------ RECORD EXCERPTS

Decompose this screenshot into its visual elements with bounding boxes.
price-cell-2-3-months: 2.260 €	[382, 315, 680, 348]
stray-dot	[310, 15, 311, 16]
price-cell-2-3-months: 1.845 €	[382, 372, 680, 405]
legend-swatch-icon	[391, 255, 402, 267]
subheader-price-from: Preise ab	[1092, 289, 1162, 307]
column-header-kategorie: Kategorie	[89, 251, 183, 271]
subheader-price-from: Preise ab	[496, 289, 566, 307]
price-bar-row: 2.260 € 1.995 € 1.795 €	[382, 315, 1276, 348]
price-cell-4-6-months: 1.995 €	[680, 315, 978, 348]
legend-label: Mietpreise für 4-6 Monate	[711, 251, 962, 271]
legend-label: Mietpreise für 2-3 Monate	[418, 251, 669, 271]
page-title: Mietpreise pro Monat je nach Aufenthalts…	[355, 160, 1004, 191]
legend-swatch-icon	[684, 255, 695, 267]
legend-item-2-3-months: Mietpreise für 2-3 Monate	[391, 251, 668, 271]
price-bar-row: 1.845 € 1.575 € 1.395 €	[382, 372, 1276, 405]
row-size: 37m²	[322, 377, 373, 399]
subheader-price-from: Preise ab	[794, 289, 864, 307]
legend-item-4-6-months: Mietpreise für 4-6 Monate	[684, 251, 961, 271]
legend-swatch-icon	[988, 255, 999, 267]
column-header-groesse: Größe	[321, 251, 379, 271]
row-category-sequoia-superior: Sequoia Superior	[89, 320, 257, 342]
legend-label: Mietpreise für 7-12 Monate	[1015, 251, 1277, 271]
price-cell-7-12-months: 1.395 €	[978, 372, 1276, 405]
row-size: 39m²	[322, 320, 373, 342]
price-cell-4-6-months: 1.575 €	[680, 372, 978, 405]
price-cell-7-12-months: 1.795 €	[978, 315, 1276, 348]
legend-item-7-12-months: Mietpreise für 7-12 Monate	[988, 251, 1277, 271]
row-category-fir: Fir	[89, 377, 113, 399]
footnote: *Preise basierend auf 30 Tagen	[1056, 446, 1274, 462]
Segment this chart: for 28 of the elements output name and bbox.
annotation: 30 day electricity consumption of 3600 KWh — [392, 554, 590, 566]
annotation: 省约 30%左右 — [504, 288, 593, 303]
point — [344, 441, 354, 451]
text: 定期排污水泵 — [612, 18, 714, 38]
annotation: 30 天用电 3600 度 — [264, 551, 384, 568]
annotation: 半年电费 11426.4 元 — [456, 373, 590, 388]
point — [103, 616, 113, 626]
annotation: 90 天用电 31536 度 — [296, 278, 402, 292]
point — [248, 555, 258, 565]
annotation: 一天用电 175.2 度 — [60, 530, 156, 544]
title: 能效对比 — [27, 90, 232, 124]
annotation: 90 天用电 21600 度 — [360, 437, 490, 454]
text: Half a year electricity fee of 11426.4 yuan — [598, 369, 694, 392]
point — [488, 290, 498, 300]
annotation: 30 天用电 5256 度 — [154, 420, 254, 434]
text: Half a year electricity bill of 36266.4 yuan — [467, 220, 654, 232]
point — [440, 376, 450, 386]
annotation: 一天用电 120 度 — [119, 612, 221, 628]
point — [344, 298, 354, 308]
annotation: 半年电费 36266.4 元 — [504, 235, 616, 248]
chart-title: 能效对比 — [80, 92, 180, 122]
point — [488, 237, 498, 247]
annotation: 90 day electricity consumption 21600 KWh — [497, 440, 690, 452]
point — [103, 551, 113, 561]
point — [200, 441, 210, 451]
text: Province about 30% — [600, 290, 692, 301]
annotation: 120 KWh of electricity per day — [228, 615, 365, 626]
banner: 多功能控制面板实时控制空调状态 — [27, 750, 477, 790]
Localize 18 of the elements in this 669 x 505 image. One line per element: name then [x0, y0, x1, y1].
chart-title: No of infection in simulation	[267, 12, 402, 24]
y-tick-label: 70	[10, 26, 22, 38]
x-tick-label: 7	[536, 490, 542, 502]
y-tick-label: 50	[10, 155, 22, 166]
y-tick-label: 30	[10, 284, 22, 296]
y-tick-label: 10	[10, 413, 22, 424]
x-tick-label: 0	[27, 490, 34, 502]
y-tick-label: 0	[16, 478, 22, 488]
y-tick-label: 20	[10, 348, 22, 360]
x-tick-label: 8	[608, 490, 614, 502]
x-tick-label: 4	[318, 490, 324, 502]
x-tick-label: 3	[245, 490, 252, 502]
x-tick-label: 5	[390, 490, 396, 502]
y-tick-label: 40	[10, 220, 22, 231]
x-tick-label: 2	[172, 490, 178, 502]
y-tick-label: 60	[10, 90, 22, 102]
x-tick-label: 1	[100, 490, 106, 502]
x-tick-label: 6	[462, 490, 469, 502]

------------

Rewrite every line above as a JSON list of strings, with one string per line and blank lines omitted.

▸ **SOLUTION TO THIS EXERCISE**:
[
  "Decompose this screenshot into its visual elements with bounding boxes.",
  "price-cell-2-3-months: 2.260 €\t[382, 315, 680, 348]",
  "stray-dot\t[310, 15, 311, 16]",
  "price-cell-2-3-months: 1.845 €\t[382, 372, 680, 405]",
  "legend-swatch-icon\t[391, 255, 402, 267]",
  "subheader-price-from: Preise ab\t[1092, 289, 1162, 307]",
  "column-header-kategorie: Kategorie\t[89, 251, 183, 271]",
  "subheader-price-from: Preise ab\t[496, 289, 566, 307]",
  "price-bar-row: 2.260 € 1.995 € 1.795 €\t[382, 315, 1276, 348]",
  "price-cell-4-6-months: 1.995 €\t[680, 315, 978, 348]",
  "legend-label: Mietpreise für 4-6 Monate\t[711, 251, 962, 271]",
  "legend-label: Mietpreise für 2-3 Monate\t[418, 251, 669, 271]",
  "page-title: Mietpreise pro Monat je nach Aufenthalts…\t[355, 160, 1004, 191]",
  "legend-swatch-icon\t[684, 255, 695, 267]",
  "legend-item-2-3-months: Mietpreise für 2-3 Monate\t[391, 251, 668, 271]",
  "price-bar-row: 1.845 € 1.575 € 1.395 €\t[382, 372, 1276, 405]",
  "row-size: 37m²\t[322, 377, 373, 399]",
  "subheader-price-from: Preise ab\t[794, 289, 864, 307]",
  "legend-item-4-6-months: Mietpreise für 4-6 Monate\t[684, 251, 961, 271]",
  "legend-swatch-icon\t[988, 255, 999, 267]",
  "column-header-groesse: Größe\t[321, 251, 379, 271]",
  "row-category-sequoia-superior: Sequoia Superior\t[89, 320, 257, 342]",
  "legend-label: Mietpreise für 7-12 Monate\t[1015, 251, 1277, 271]",
  "price-cell-7-12-months: 1.395 €\t[978, 372, 1276, 405]",
  "row-size: 39m²\t[322, 320, 373, 342]",
  "price-cell-4-6-months: 1.575 €\t[680, 372, 978, 405]",
  "price-cell-7-12-months: 1.795 €\t[978, 315, 1276, 348]",
  "legend-item-7-12-months: Mietpreise für 7-12 Monate\t[988, 251, 1277, 271]",
  "row-category-fir: Fir\t[89, 377, 113, 399]",
  "footnote: *Preise basierend auf 30 Tagen\t[1056, 446, 1274, 462]",
  "Segment this chart: for 28 of the elements output name and bbox.",
  "annotation: 30 day electricity consumption of 3600 KWh — [392, 554, 590, 566]",
  "annotation: 省约 30%左右 — [504, 288, 593, 303]",
  "point — [344, 441, 354, 451]",
  "text: 定期排污水泵 — [612, 18, 714, 38]",
  "annotation: 30 天用电 3600 度 — [264, 551, 384, 568]",
  "annotation: 半年电费 11426.4 元 — [456, 373, 590, 388]",
  "point — [103, 616, 113, 626]",
  "annotation: 90 天用电 31536 度 — [296, 278, 402, 292]",
  "point — [248, 555, 258, 565]",
  "annotation: 一天用电 175.2 度 — [60, 530, 156, 544]",
  "title: 能效对比 — [27, 90, 232, 124]",
  "annotation: 90 天用电 21600 度 — [360, 437, 490, 454]",
  "text: Half a year electricity fee of 11426.4 yuan — [598, 369, 694, 392]",
  "point — [488, 290, 498, 300]",
  "annotation: 30 天用电 5256 度 — [154, 420, 254, 434]",
  "text: Half a year electricity bill of 36266.4 yuan — [467, 220, 654, 232]",
  "point — [440, 376, 450, 386]",
  "annotation: 一天用电 120 度 — [119, 612, 221, 628]",
  "point — [344, 298, 354, 308]",
  "annotation: 半年电费 36266.4 元 — [504, 235, 616, 248]",
  "chart-title: 能效对比 — [80, 92, 180, 122]",
  "point — [488, 237, 498, 247]",
  "annotation: 90 day electricity consumption 21600 KWh — [497, 440, 690, 452]",
  "point — [103, 551, 113, 561]",
  "point — [200, 441, 210, 451]",
  "text: Province about 30% — [600, 290, 692, 301]",
  "annotation: 120 KWh of electricity per day — [228, 615, 365, 626]",
  "banner: 多功能控制面板实时控制空调状态 — [27, 750, 477, 790]",
  "Localize 18 of the elements in this 669 x 505 image. One line per element: name then [x0, y0, x1, y1].",
  "chart-title: No of infection in simulation\t[267, 12, 402, 24]",
  "y-tick-label: 70\t[10, 26, 22, 38]",
  "x-tick-label: 7\t[536, 490, 542, 502]",
  "y-tick-label: 50\t[10, 155, 22, 166]",
  "y-tick-label: 30\t[10, 284, 22, 296]",
  "y-tick-label: 10\t[10, 413, 22, 424]",
  "x-tick-label: 0\t[27, 490, 34, 502]",
  "y-tick-label: 0\t[16, 478, 22, 488]",
  "y-tick-label: 20\t[10, 348, 22, 360]",
  "x-tick-label: 8\t[608, 490, 614, 502]",
  "x-tick-label: 4\t[318, 490, 324, 502]",
  "x-tick-label: 3\t[245, 490, 252, 502]",
  "x-tick-label: 5\t[390, 490, 396, 502]",
  "y-tick-label: 40\t[10, 220, 22, 231]",
  "x-tick-label: 2\t[172, 490, 178, 502]",
  "y-tick-label: 60\t[10, 90, 22, 102]",
  "x-tick-label: 1\t[100, 490, 106, 502]",
  "x-tick-label: 6\t[462, 490, 469, 502]"
]